[Start RECORDS TO USE]

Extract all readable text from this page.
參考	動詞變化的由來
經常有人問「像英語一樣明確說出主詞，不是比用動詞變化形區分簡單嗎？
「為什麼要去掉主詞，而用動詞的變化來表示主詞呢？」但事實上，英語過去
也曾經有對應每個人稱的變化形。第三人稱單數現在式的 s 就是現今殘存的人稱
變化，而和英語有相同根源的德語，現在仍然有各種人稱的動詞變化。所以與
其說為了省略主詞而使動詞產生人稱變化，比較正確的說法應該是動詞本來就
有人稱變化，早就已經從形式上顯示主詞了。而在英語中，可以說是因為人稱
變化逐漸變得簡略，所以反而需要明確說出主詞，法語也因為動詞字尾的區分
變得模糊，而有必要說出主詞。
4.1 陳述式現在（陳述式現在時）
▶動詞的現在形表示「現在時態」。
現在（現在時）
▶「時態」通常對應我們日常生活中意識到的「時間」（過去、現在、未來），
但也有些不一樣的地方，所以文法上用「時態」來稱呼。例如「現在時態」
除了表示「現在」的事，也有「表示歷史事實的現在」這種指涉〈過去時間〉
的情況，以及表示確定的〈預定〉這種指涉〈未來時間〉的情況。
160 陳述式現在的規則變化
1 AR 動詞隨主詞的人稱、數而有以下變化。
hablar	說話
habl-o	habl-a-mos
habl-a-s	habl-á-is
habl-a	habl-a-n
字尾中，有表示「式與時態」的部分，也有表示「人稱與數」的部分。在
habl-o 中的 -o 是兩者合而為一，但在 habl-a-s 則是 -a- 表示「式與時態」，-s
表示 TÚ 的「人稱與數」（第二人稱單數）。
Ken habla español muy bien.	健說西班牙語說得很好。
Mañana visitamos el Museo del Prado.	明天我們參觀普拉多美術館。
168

[End RECORDS TO USE]

__WHAT YOU NEED TO DO__:
Count the lines in the entries above that include the string "這種指涉", then give only that figure.

__WRITTEN REPLY__:
2